REQUIRED TASK »
Every entry needs to be printed exactly, please.
====== RECORDS SHOWN
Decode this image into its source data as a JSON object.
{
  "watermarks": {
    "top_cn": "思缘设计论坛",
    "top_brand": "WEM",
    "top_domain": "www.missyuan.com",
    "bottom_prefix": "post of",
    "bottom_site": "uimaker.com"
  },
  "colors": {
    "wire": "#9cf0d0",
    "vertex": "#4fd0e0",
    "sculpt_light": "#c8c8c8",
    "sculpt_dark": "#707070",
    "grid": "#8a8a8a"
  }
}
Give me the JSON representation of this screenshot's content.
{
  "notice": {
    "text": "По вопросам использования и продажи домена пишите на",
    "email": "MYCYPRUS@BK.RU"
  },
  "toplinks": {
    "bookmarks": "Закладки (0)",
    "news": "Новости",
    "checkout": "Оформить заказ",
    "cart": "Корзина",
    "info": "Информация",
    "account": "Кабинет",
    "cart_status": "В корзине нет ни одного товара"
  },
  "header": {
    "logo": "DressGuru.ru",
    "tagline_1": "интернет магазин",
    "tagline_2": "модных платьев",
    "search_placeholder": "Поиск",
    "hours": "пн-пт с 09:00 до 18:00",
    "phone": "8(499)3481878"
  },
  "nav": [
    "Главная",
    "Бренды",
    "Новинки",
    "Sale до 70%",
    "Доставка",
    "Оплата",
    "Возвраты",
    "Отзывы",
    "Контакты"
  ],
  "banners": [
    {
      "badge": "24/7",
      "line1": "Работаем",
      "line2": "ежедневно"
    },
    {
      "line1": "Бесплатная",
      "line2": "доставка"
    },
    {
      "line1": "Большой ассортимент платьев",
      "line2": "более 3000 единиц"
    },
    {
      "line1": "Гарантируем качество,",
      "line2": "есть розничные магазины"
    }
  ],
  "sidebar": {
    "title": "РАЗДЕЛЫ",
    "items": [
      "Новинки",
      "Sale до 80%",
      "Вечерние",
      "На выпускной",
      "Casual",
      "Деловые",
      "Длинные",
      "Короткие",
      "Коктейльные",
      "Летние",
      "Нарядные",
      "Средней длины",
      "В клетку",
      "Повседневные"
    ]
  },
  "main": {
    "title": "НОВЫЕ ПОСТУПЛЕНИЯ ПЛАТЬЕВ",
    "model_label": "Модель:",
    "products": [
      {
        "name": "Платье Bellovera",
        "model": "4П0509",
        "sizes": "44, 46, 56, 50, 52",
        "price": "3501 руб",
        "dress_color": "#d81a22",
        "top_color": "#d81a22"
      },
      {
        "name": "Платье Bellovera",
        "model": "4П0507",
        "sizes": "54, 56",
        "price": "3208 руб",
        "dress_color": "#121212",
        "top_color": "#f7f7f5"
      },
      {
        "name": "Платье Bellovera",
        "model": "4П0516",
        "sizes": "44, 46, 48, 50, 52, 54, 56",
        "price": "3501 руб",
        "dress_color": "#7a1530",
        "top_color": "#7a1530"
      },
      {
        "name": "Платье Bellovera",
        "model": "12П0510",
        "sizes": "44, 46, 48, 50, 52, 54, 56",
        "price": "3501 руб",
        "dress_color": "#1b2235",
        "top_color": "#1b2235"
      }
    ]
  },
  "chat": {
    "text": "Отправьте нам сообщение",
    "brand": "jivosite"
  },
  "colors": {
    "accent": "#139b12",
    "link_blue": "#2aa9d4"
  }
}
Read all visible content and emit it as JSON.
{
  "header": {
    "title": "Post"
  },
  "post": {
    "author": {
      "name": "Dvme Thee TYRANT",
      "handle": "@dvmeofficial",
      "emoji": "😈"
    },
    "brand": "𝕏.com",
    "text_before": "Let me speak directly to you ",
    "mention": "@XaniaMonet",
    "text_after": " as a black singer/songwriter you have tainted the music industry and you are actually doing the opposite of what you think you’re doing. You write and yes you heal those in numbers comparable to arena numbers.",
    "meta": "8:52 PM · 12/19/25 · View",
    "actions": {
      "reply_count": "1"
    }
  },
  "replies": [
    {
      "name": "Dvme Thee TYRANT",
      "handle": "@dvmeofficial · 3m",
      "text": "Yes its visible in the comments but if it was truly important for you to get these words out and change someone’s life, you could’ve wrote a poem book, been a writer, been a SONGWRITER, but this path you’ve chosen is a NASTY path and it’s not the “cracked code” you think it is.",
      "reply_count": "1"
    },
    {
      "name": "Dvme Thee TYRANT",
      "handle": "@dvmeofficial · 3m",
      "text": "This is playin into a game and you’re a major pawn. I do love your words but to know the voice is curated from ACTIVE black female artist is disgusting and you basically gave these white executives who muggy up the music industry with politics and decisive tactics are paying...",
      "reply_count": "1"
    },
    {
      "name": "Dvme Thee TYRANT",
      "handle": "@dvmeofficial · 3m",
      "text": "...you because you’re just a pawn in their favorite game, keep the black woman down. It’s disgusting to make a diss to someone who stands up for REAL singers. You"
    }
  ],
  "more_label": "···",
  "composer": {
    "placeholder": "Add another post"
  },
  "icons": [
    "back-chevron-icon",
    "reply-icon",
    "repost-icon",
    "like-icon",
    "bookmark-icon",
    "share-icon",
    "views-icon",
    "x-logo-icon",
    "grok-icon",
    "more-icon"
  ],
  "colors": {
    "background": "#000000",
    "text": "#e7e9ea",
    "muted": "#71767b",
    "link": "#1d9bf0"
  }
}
============
FULL ANSWER »
Decode this image into its source data as a JSON object.
{
  "watermarks": {
    "top_cn": "思缘设计论坛",
    "top_brand": "WEM",
    "top_domain": "www.missyuan.com",
    "bottom_prefix": "post of",
    "bottom_site": "uimaker.com"
  },
  "colors": {
    "wire": "#9cf0d0",
    "vertex": "#4fd0e0",
    "sculpt_light": "#c8c8c8",
    "sculpt_dark": "#707070",
    "grid": "#8a8a8a"
  }
}
Give me the JSON representation of this screenshot's content.
{
  "notice": {
    "text": "По вопросам использования и продажи домена пишите на",
    "email": "MYCYPRUS@BK.RU"
  },
  "toplinks": {
    "bookmarks": "Закладки (0)",
    "news": "Новости",
    "checkout": "Оформить заказ",
    "cart": "Корзина",
    "info": "Информация",
    "account": "Кабинет",
    "cart_status": "В корзине нет ни одного товара"
  },
  "header": {
    "logo": "DressGuru.ru",
    "tagline_1": "интернет магазин",
    "tagline_2": "модных платьев",
    "search_placeholder": "Поиск",
    "hours": "пн-пт с 09:00 до 18:00",
    "phone": "8(499)3481878"
  },
  "nav": [
    "Главная",
    "Бренды",
    "Новинки",
    "Sale до 70%",
    "Доставка",
    "Оплата",
    "Возвраты",
    "Отзывы",
    "Контакты"
  ],
  "banners": [
    {
      "badge": "24/7",
      "line1": "Работаем",
      "line2": "ежедневно"
    },
    {
      "line1": "Бесплатная",
      "line2": "доставка"
    },
    {
      "line1": "Большой ассортимент платьев",
      "line2": "более 3000 единиц"
    },
    {
      "line1": "Гарантируем качество,",
      "line2": "есть розничные магазины"
    }
  ],
  "sidebar": {
    "title": "РАЗДЕЛЫ",
    "items": [
      "Новинки",
      "Sale до 80%",
      "Вечерние",
      "На выпускной",
      "Casual",
      "Деловые",
      "Длинные",
      "Короткие",
      "Коктейльные",
      "Летние",
      "Нарядные",
      "Средней длины",
      "В клетку",
      "Повседневные"
    ]
  },
  "main": {
    "title": "НОВЫЕ ПОСТУПЛЕНИЯ ПЛАТЬЕВ",
    "model_label": "Модель:",
    "products": [
      {
        "name": "Платье Bellovera",
        "model": "4П0509",
        "sizes": "44, 46, 56, 50, 52",
        "price": "3501 руб",
        "dress_color": "#d81a22",
        "top_color": "#d81a22"
      },
      {
        "name": "Платье Bellovera",
        "model": "4П0507",
        "sizes": "54, 56",
        "price": "3208 руб",
        "dress_color": "#121212",
        "top_color": "#f7f7f5"
      },
      {
        "name": "Платье Bellovera",
        "model": "4П0516",
        "sizes": "44, 46, 48, 50, 52, 54, 56",
        "price": "3501 руб",
        "dress_color": "#7a1530",
        "top_color": "#7a1530"
      },
      {
        "name": "Платье Bellovera",
        "model": "12П0510",
        "sizes": "44, 46, 48, 50, 52, 54, 56",
        "price": "3501 руб",
        "dress_color": "#1b2235",
        "top_color": "#1b2235"
      }
    ]
  },
  "chat": {
    "text": "Отправьте нам сообщение",
    "brand": "jivosite"
  },
  "colors": {
    "accent": "#139b12",
    "link_blue": "#2aa9d4"
  }
}
Read all visible content and emit it as JSON.
{
  "header": {
    "title": "Post"
  },
  "post": {
    "author": {
      "name": "Dvme Thee TYRANT",
      "handle": "@dvmeofficial",
      "emoji": "😈"
    },
    "brand": "𝕏.com",
    "text_before": "Let me speak directly to you ",
    "mention": "@XaniaMonet",
    "text_after": " as a black singer/songwriter you have tainted the music industry and you are actually doing the opposite of what you think you’re doing. You write and yes you heal those in numbers comparable to arena numbers.",
    "meta": "8:52 PM · 12/19/25 · View",
    "actions": {
      "reply_count": "1"
    }
  },
  "replies": [
    {
      "name": "Dvme Thee TYRANT",
      "handle": "@dvmeofficial · 3m",
      "text": "Yes its visible in the comments but if it was truly important for you to get these words out and change someone’s life, you could’ve wrote a poem book, been a writer, been a SONGWRITER, but this path you’ve chosen is a NASTY path and it’s not the “cracked code” you think it is.",
      "reply_count": "1"
    },
    {
      "name": "Dvme Thee TYRANT",
      "handle": "@dvmeofficial · 3m",
      "text": "This is playin into a game and you’re a major pawn. I do love your words but to know the voice is curated from ACTIVE black female artist is disgusting and you basically gave these white executives who muggy up the music industry with politics and decisive tactics are paying...",
      "reply_count": "1"
    },
    {
      "name": "Dvme Thee TYRANT",
      "handle": "@dvmeofficial · 3m",
      "text": "...you because you’re just a pawn in their favorite game, keep the black woman down. It’s disgusting to make a diss to someone who stands up for REAL singers. You"
    }
  ],
  "more_label": "···",
  "composer": {
    "placeholder": "Add another post"
  },
  "icons": [
    "back-chevron-icon",
    "reply-icon",
    "repost-icon",
    "like-icon",
    "bookmark-icon",
    "share-icon",
    "views-icon",
    "x-logo-icon",
    "grok-icon",
    "more-icon"
  ],
  "colors": {
    "background": "#000000",
    "text": "#e7e9ea",
    "muted": "#71767b",
    "link": "#1d9bf0"
  }
}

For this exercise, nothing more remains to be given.